Check every line below for the string "общественной", and copy the lines that contain it.

::::::::::

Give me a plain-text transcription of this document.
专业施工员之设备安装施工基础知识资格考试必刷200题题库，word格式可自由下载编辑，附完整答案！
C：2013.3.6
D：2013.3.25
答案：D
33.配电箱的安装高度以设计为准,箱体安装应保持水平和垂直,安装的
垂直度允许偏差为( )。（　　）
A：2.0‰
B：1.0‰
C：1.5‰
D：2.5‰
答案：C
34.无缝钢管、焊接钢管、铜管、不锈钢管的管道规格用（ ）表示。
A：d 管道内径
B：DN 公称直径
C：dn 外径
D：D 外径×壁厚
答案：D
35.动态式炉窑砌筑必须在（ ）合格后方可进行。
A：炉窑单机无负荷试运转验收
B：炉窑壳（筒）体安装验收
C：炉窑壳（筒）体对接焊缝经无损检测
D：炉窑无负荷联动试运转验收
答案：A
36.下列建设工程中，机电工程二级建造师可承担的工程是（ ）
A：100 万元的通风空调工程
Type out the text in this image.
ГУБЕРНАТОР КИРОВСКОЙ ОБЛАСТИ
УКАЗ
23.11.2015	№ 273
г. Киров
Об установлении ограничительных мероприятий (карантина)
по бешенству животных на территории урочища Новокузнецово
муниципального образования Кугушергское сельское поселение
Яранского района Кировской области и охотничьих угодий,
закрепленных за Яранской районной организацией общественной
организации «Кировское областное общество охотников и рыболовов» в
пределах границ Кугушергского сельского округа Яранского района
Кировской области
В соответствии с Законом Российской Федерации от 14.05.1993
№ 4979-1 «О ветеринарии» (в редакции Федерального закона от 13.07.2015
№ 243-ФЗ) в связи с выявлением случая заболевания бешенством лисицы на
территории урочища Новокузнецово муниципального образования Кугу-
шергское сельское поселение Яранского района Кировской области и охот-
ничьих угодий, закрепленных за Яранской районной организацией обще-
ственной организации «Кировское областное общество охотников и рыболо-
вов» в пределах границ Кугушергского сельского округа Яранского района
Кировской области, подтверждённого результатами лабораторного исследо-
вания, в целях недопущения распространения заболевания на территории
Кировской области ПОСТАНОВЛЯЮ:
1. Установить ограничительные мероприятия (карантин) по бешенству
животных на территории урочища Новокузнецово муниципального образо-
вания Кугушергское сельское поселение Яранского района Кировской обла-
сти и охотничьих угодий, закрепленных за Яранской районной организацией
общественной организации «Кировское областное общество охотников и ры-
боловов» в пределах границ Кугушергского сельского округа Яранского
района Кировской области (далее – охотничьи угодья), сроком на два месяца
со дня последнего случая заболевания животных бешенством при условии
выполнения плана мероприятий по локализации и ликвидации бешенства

::::::::::

#### RESPONSE:
закрепленных за Яранской районной организацией общественной
общественной организации «Кировское областное общество охотников и ры-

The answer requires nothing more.